### PASAJE EXTRAÍDO
+-------+

Arte, Ciencia y Literatura
Para los romanos, había un castigo peor incluso que la muerte o la esclavitud
En la antigua Roma, caer en desgracia podía implicar mucho más que la muerte: si habías dejado un recuerdo especialmente malo o incómodo, podían borrar tu recuerdo de la historia

Los emperadores romanos a menudo terminaron su vida de la peor manera, traicionados y asesinados por sus hombres de confianza e incluso por sus propios familiares. Pero incluso así, existía un castigo peor que la muerte: hacer como si nunca hubieran existido. Su nombre era raspado de inscripciones, su rostro picado en las estatuas, sus monedas fundidas y sus retratos sustituidos… Eso, en la antigua Roma, se llamaba damnatio memoriae, literalmente “condena de la memoria”.
La damnatio memoriae era un borrado deliberado de toda inscripción u objeto que demostrase que una persona había existido. El objetivo no era solo humillar al condenado, sino arrancarlo del tejido de la historia romana. En un mundo sin fotografías ni redes sociales, las inscripciones, monedas y monumentos eran el equivalente a la memoria pública: si los eliminaban, el recuerdo de alguien se desvanecía al cabo de pocas décadas.
Varios emperadores la sufrieron. Nerón, pese a su popularidad inicial, fue borrado de la historia después de su deriva hacia la extravagancia. Cómodo, que se creía la reencarnación de Hércules, fue asesinado y su memoria eliminada por el Senado. Geta fue borrado de todos los retratos por orden de su propio hermano, Caracalla. Pero quizá el caso más espectacular sea el de Domiciano: tras su muerte en el año 96, el Senado no solo mandó destruir sus estatuas, sino que se prohibió cualquier mención oficial de su nombre. Paradójicamente, muchos de estos emperadores que quisieron eliminarse de la historia se cuentan ahora entre los más recordados.

+-------+

### TAREA A
En el texto sobre la damnatio memoriae, ¿quién ordenó borrar a Geta de todos los retratos?
### TAREA B
Prosigue el texto sobre la damnatio memoriae a partir de su última oración.

### Registros de origen
+-------+

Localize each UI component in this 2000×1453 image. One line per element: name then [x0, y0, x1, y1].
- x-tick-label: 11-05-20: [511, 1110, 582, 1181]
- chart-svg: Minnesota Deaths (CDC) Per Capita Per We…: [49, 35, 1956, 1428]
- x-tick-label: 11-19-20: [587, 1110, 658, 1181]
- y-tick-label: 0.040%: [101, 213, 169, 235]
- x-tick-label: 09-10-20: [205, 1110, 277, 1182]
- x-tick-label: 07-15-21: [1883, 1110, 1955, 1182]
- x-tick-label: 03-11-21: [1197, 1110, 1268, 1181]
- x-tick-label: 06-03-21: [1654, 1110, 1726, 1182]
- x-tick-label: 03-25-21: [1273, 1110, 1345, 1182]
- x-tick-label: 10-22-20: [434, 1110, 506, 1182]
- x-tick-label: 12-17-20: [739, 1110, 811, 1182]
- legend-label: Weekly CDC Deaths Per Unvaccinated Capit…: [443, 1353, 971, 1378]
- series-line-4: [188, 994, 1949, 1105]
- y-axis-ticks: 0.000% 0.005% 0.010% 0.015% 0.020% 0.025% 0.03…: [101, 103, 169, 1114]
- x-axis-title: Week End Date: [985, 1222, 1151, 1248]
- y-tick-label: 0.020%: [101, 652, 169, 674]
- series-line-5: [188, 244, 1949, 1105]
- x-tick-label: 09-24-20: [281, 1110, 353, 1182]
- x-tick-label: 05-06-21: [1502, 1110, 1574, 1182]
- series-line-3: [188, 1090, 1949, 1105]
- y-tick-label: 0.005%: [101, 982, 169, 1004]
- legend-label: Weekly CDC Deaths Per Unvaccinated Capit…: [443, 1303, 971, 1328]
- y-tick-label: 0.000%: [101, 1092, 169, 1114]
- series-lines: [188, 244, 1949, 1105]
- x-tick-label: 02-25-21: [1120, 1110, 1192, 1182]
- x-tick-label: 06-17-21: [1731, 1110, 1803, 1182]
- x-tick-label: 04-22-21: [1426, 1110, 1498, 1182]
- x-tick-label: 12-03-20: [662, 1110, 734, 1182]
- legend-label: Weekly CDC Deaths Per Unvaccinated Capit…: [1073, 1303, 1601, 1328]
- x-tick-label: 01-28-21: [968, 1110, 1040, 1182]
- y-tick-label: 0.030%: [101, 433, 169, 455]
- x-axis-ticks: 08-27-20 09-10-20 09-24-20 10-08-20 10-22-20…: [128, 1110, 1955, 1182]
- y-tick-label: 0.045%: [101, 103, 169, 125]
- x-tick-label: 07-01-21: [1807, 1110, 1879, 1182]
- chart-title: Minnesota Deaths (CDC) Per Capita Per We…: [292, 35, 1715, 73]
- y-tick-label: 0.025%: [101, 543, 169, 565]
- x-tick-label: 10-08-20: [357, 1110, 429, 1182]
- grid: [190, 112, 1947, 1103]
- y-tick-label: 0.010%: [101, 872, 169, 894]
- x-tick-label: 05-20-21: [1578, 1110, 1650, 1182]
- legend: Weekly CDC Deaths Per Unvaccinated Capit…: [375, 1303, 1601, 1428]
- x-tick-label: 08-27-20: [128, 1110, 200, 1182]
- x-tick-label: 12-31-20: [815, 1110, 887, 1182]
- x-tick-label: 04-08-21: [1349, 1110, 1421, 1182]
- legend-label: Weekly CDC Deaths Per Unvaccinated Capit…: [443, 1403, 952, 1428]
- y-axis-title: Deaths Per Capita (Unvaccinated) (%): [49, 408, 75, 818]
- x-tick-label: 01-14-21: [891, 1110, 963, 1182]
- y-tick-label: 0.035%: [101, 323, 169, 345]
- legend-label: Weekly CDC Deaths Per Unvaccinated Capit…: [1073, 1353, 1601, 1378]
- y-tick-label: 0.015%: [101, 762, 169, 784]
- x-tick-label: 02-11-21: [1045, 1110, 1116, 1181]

+-------+

### RESPUESTA ESCRITA A
Su propio hermano, Caracalla.

### RESPUESTA ESCRITA B
El proceso era meticuloso y, a la vez, chapucero. No estaba regulado por una ley formal, pero el Senado o el nuevo emperador podían ordenarla si el gobernante que acababa de ser eliminado había dejado muy mal recuerdo. Las inscripciones de piedra se raspaban, dejando huecos sospechosos. Las estatuas, a veces, se “reciclaban”: el rostro del condenado se picaba y se esculpía el de un nuevo emperador encima. Las monedas, más difíciles de destruir, se fundían o se limaban para eliminar la efigie. El mensaje era claro: el individuo había dejado de ser parte de Roma.
La memoria que no se pudo borrar
Y, sin embargo, la damnatio memoriae tenía un efecto secundario irónico. Al borrar a alguien, creabas pruebas de que había existido. Esas marcas de cincel, esas estatuas con el rostro arrancado, son hoy pistas valiosísimas para arqueólogos e historiadores precisamente por lo sospechosas que resultan y cómo invitan a investigar. En cierto modo, el intento de olvido absoluto ha sido un fracaso rotundo: recordamos a los “olvidados” precisamente porque alguien intentó borrarlos.
Este mecanismo no era exclusivo de Roma. En el Antiguo Egipto, faraones como la reina Hatshepsut fueron borrados de relieves y listas reales por sus sucesores. Y si saltamos muchos siglos adelante, en la URSS tras las purgas de Stalin, las fotos oficiales se retocaban para eliminar a los caídos en desgracia. Incluso hoy, con la facilidad de editar imágenes, persiste esa pulsión por reescribir la memoria.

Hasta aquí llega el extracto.